▶ Data entries:

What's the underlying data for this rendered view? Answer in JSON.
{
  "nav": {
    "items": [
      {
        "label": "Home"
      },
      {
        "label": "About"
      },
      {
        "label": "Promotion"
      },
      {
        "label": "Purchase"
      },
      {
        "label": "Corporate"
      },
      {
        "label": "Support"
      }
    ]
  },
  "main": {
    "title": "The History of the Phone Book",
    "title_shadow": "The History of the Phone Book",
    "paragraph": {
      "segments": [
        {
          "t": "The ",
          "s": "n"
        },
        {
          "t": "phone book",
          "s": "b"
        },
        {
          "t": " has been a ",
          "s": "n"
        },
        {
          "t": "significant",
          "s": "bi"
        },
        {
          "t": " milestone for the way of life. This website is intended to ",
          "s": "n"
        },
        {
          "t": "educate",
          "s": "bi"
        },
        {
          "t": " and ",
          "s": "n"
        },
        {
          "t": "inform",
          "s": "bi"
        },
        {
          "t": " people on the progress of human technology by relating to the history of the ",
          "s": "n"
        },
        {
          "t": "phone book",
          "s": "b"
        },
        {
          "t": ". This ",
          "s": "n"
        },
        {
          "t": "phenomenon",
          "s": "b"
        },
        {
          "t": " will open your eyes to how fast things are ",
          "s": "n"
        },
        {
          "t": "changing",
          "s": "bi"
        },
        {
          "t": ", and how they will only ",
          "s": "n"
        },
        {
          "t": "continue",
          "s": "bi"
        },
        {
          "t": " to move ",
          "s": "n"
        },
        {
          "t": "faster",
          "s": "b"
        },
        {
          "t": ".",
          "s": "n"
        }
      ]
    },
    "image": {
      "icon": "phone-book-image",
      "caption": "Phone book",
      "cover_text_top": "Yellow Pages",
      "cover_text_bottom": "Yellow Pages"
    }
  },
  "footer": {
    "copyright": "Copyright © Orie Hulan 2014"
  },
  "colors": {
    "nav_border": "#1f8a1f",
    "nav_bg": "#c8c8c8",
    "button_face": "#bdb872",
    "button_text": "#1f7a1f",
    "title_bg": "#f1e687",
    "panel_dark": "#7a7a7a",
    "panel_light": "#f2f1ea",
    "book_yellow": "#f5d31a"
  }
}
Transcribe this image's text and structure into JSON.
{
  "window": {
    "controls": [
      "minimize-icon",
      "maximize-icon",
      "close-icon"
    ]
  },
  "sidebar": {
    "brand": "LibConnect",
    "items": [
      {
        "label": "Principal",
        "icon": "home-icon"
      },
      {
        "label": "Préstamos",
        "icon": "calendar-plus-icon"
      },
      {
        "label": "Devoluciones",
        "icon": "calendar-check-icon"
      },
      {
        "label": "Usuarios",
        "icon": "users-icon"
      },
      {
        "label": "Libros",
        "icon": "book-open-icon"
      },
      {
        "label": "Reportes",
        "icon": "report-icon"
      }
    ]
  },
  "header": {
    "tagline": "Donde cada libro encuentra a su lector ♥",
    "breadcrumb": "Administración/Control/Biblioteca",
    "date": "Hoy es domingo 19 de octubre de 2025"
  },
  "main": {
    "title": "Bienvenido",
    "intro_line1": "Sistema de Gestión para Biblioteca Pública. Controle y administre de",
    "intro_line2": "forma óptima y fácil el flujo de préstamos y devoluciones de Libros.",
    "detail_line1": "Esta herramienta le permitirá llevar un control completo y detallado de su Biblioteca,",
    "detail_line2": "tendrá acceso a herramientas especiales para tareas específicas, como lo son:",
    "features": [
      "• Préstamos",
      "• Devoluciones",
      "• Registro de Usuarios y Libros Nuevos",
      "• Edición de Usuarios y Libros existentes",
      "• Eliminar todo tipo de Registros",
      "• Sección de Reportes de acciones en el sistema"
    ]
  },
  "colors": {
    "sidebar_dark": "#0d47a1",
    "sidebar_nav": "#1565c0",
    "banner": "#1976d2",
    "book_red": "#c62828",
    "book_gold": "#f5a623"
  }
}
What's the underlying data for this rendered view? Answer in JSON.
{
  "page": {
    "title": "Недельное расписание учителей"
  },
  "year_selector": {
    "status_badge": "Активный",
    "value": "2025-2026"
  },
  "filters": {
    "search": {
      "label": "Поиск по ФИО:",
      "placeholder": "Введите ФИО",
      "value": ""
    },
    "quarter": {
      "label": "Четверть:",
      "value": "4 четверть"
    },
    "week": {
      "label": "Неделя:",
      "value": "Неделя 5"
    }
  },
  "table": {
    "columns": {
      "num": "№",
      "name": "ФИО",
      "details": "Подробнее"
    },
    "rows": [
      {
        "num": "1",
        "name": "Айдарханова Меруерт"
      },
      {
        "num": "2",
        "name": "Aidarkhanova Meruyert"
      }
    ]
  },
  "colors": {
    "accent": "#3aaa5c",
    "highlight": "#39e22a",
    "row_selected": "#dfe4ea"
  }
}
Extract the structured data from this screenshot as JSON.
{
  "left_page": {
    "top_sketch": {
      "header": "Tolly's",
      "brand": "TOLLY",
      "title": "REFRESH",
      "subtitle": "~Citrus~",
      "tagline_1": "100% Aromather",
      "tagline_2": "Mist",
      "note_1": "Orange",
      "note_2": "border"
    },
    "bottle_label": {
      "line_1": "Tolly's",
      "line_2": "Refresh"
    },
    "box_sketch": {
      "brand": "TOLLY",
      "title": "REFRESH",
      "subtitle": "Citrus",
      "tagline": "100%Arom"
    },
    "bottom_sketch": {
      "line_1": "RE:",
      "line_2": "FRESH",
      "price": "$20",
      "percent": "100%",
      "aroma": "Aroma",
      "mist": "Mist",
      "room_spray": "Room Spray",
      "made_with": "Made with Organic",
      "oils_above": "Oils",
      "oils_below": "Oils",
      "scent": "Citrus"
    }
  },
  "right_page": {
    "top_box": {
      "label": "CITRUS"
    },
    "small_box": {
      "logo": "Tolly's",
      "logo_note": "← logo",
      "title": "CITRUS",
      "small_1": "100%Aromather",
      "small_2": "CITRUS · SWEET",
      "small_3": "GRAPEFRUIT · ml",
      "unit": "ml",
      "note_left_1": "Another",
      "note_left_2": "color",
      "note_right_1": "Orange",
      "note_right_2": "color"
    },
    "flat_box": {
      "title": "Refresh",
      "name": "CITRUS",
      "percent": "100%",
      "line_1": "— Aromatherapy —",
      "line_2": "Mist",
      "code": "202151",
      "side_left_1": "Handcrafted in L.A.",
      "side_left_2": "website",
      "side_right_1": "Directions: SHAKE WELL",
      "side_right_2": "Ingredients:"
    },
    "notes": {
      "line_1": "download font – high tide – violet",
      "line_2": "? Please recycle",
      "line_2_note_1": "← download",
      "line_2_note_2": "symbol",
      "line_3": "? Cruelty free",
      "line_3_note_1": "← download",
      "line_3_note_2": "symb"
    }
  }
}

▶ SHORT EXERCISE:
Retype all of the material, keeping each line exact.

▶ RESPONSE TO THE TASK:
What's the underlying data for this rendered view? Answer in JSON.
{
  "nav": {
    "items": [
      {
        "label": "Home"
      },
      {
        "label": "About"
      },
      {
        "label": "Promotion"
      },
      {
        "label": "Purchase"
      },
      {
        "label": "Corporate"
      },
      {
        "label": "Support"
      }
    ]
  },
  "main": {
    "title": "The History of the Phone Book",
    "title_shadow": "The History of the Phone Book",
    "paragraph": {
      "segments": [
        {
          "t": "The ",
          "s": "n"
        },
        {
          "t": "phone book",
          "s": "b"
        },
        {
          "t": " has been a ",
          "s": "n"
        },
        {
          "t": "significant",
          "s": "bi"
        },
        {
          "t": " milestone for the way of life. This website is intended to ",
          "s": "n"
        },
        {
          "t": "educate",
          "s": "bi"
        },
        {
          "t": " and ",
          "s": "n"
        },
        {
          "t": "inform",
          "s": "bi"
        },
        {
          "t": " people on the progress of human technology by relating to the history of the ",
          "s": "n"
        },
        {
          "t": "phone book",
          "s": "b"
        },
        {
          "t": ". This ",
          "s": "n"
        },
        {
          "t": "phenomenon",
          "s": "b"
        },
        {
          "t": " will open your eyes to how fast things are ",
          "s": "n"
        },
        {
          "t": "changing",
          "s": "bi"
        },
        {
          "t": ", and how they will only ",
          "s": "n"
        },
        {
          "t": "continue",
          "s": "bi"
        },
        {
          "t": " to move ",
          "s": "n"
        },
        {
          "t": "faster",
          "s": "b"
        },
        {
          "t": ".",
          "s": "n"
        }
      ]
    },
    "image": {
      "icon": "phone-book-image",
      "caption": "Phone book",
      "cover_text_top": "Yellow Pages",
      "cover_text_bottom": "Yellow Pages"
    }
  },
  "footer": {
    "copyright": "Copyright © Orie Hulan 2014"
  },
  "colors": {
    "nav_border": "#1f8a1f",
    "nav_bg": "#c8c8c8",
    "button_face": "#bdb872",
    "button_text": "#1f7a1f",
    "title_bg": "#f1e687",
    "panel_dark": "#7a7a7a",
    "panel_light": "#f2f1ea",
    "book_yellow": "#f5d31a"
  }
}
Transcribe this image's text and structure into JSON.
{
  "window": {
    "controls": [
      "minimize-icon",
      "maximize-icon",
      "close-icon"
    ]
  },
  "sidebar": {
    "brand": "LibConnect",
    "items": [
      {
        "label": "Principal",
        "icon": "home-icon"
      },
      {
        "label": "Préstamos",
        "icon": "calendar-plus-icon"
      },
      {
        "label": "Devoluciones",
        "icon": "calendar-check-icon"
      },
      {
        "label": "Usuarios",
        "icon": "users-icon"
      },
      {
        "label": "Libros",
        "icon": "book-open-icon"
      },
      {
        "label": "Reportes",
        "icon": "report-icon"
      }
    ]
  },
  "header": {
    "tagline": "Donde cada libro encuentra a su lector ♥",
    "breadcrumb": "Administración/Control/Biblioteca",
    "date": "Hoy es domingo 19 de octubre de 2025"
  },
  "main": {
    "title": "Bienvenido",
    "intro_line1": "Sistema de Gestión para Biblioteca Pública. Controle y administre de",
    "intro_line2": "forma óptima y fácil el flujo de préstamos y devoluciones de Libros.",
    "detail_line1": "Esta herramienta le permitirá llevar un control completo y detallado de su Biblioteca,",
    "detail_line2": "tendrá acceso a herramientas especiales para tareas específicas, como lo son:",
    "features": [
      "• Préstamos",
      "• Devoluciones",
      "• Registro de Usuarios y Libros Nuevos",
      "• Edición de Usuarios y Libros existentes",
      "• Eliminar todo tipo de Registros",
      "• Sección de Reportes de acciones en el sistema"
    ]
  },
  "colors": {
    "sidebar_dark": "#0d47a1",
    "sidebar_nav": "#1565c0",
    "banner": "#1976d2",
    "book_red": "#c62828",
    "book_gold": "#f5a623"
  }
}
What's the underlying data for this rendered view? Answer in JSON.
{
  "page": {
    "title": "Недельное расписание учителей"
  },
  "year_selector": {
    "status_badge": "Активный",
    "value": "2025-2026"
  },
  "filters": {
    "search": {
      "label": "Поиск по ФИО:",
      "placeholder": "Введите ФИО",
      "value": ""
    },
    "quarter": {
      "label": "Четверть:",
      "value": "4 четверть"
    },
    "week": {
      "label": "Неделя:",
      "value": "Неделя 5"
    }
  },
  "table": {
    "columns": {
      "num": "№",
      "name": "ФИО",
      "details": "Подробнее"
    },
    "rows": [
      {
        "num": "1",
        "name": "Айдарханова Меруерт"
      },
      {
        "num": "2",
        "name": "Aidarkhanova Meruyert"
      }
    ]
  },
  "colors": {
    "accent": "#3aaa5c",
    "highlight": "#39e22a",
    "row_selected": "#dfe4ea"
  }
}
Extract the structured data from this screenshot as JSON.
{
  "left_page": {
    "top_sketch": {
      "header": "Tolly's",
      "brand": "TOLLY",
      "title": "REFRESH",
      "subtitle": "~Citrus~",
      "tagline_1": "100% Aromather",
      "tagline_2": "Mist",
      "note_1": "Orange",
      "note_2": "border"
    },
    "bottle_label": {
      "line_1": "Tolly's",
      "line_2": "Refresh"
    },
    "box_sketch": {
      "brand": "TOLLY",
      "title": "REFRESH",
      "subtitle": "Citrus",
      "tagline": "100%Arom"
    },
    "bottom_sketch": {
      "line_1": "RE:",
      "line_2": "FRESH",
      "price": "$20",
      "percent": "100%",
      "aroma": "Aroma",
      "mist": "Mist",
      "room_spray": "Room Spray",
      "made_with": "Made with Organic",
      "oils_above": "Oils",
      "oils_below": "Oils",
      "scent": "Citrus"
    }
  },
  "right_page": {
    "top_box": {
      "label": "CITRUS"
    },
    "small_box": {
      "logo": "Tolly's",
      "logo_note": "← logo",
      "title": "CITRUS",
      "small_1": "100%Aromather",
      "small_2": "CITRUS · SWEET",
      "small_3": "GRAPEFRUIT · ml",
      "unit": "ml",
      "note_left_1": "Another",
      "note_left_2": "color",
      "note_right_1": "Orange",
      "note_right_2": "color"
    },
    "flat_box": {
      "title": "Refresh",
      "name": "CITRUS",
      "percent": "100%",
      "line_1": "— Aromatherapy —",
      "line_2": "Mist",
      "code": "202151",
      "side_left_1": "Handcrafted in L.A.",
      "side_left_2": "website",
      "side_right_1": "Directions: SHAKE WELL",
      "side_right_2": "Ingredients:"
    },
    "notes": {
      "line_1": "download font – high tide – violet",
      "line_2": "? Please recycle",
      "line_2_note_1": "← download",
      "line_2_note_2": "symbol",
      "line_3": "? Cruelty free",
      "line_3_note_1": "← download",
      "line_3_note_2": "symb"
    }
  }
}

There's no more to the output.